* [RECORDS PROVIDED]
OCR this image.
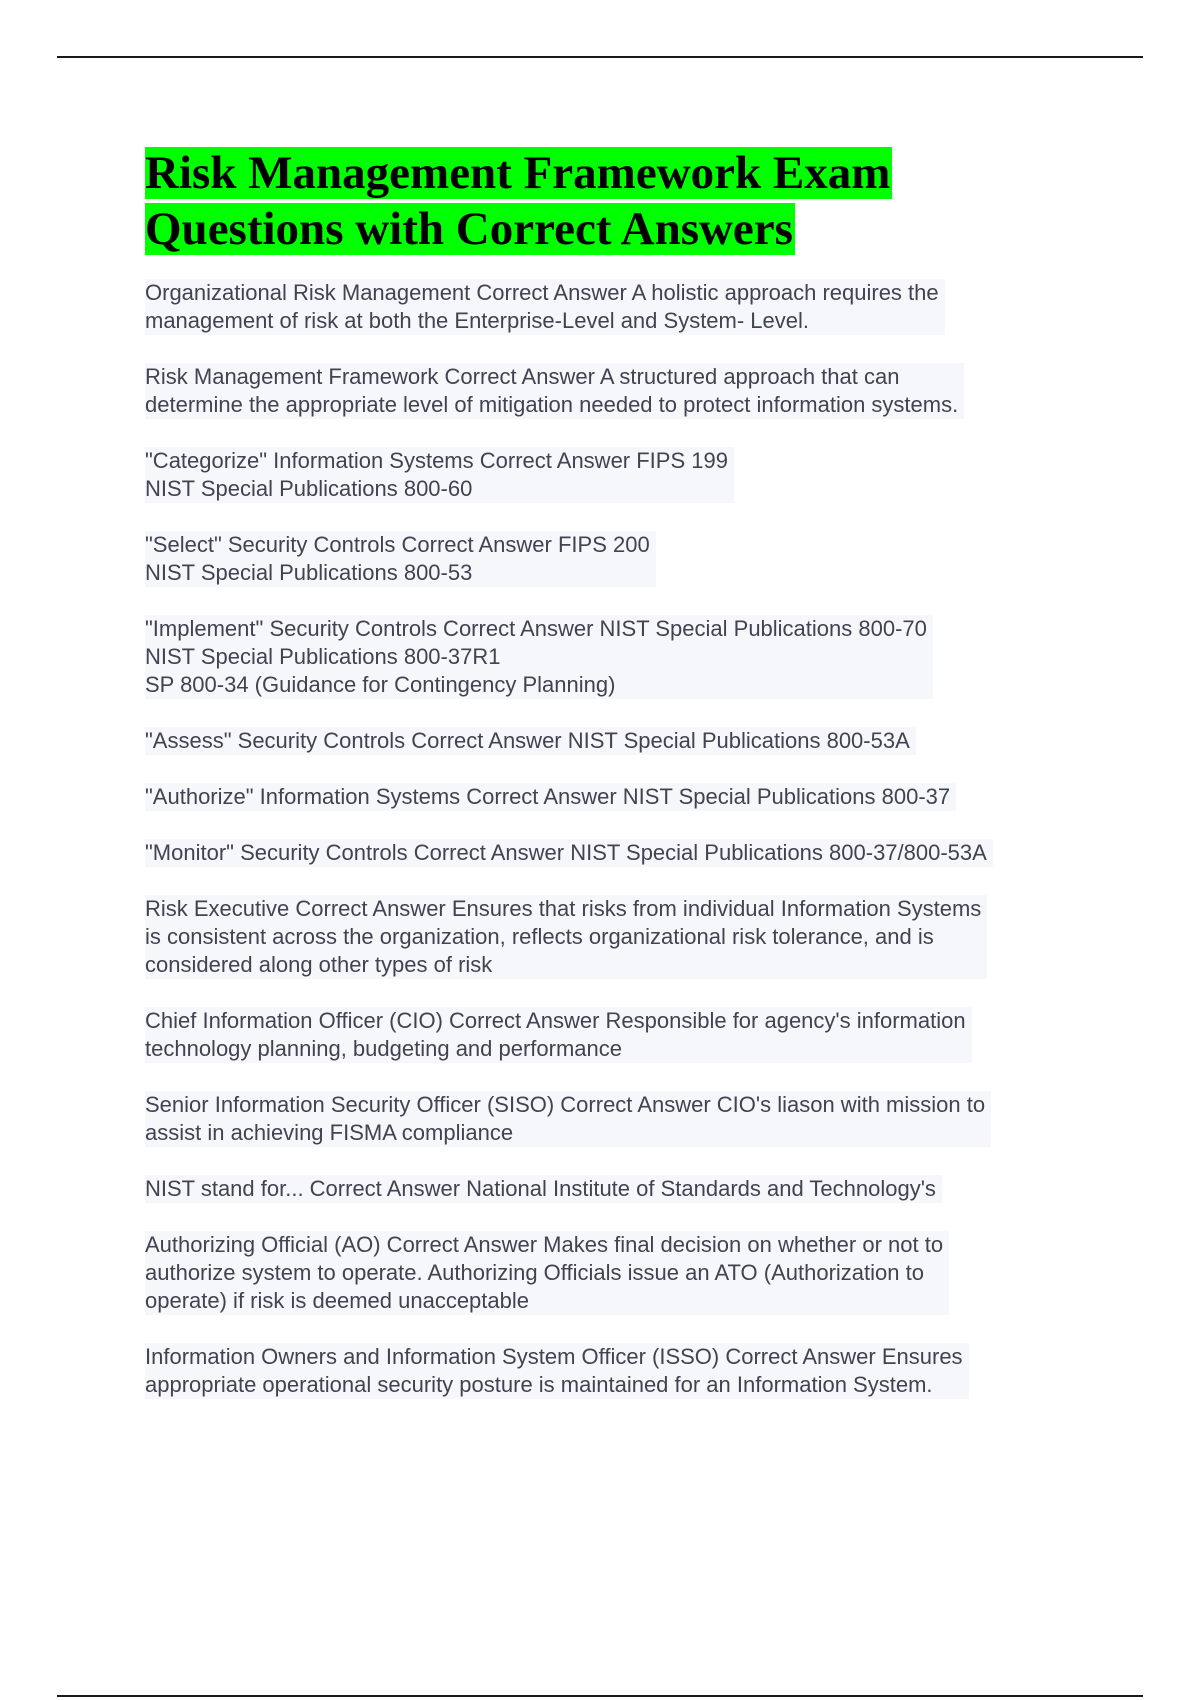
Risk Management Framework Exam
Questions with Correct Answers

Organizational Risk Management Correct Answer A holistic approach requires the
management of risk at both the Enterprise-Level and System- Level.

Risk Management Framework Correct Answer A structured approach that can
determine the appropriate level of mitigation needed to protect information systems.

"Categorize" Information Systems Correct Answer FIPS 199
NIST Special Publications 800-60

"Select" Security Controls Correct Answer FIPS 200
NIST Special Publications 800-53

"Implement" Security Controls Correct Answer NIST Special Publications 800-70
NIST Special Publications 800-37R1
SP 800-34 (Guidance for Contingency Planning)

"Assess" Security Controls Correct Answer NIST Special Publications 800-53A

"Authorize" Information Systems Correct Answer NIST Special Publications 800-37

"Monitor" Security Controls Correct Answer NIST Special Publications 800-37/800-53A

Risk Executive Correct Answer Ensures that risks from individual Information Systems
is consistent across the organization, reflects organizational risk tolerance, and is
considered along other types of risk

Chief Information Officer (CIO) Correct Answer Responsible for agency's information
technology planning, budgeting and performance

Senior Information Security Officer (SISO) Correct Answer CIO's liason with mission to
assist in achieving FISMA compliance

NIST stand for... Correct Answer National Institute of Standards and Technology's

Authorizing Official (AO) Correct Answer Makes final decision on whether or not to
authorize system to operate. Authorizing Officials issue an ATO (Authorization to
operate) if risk is deemed unacceptable

Information Owners and Information System Officer (ISSO) Correct Answer Ensures
appropriate operational security posture is maintained for an Information System.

* [GIVEN INSTRUCTION] Copy out every line holding the string "FIPS".

* [FINISHED EXERCISE]
"Categorize" Information Systems Correct Answer FIPS 199
"Select" Security Controls Correct Answer FIPS 200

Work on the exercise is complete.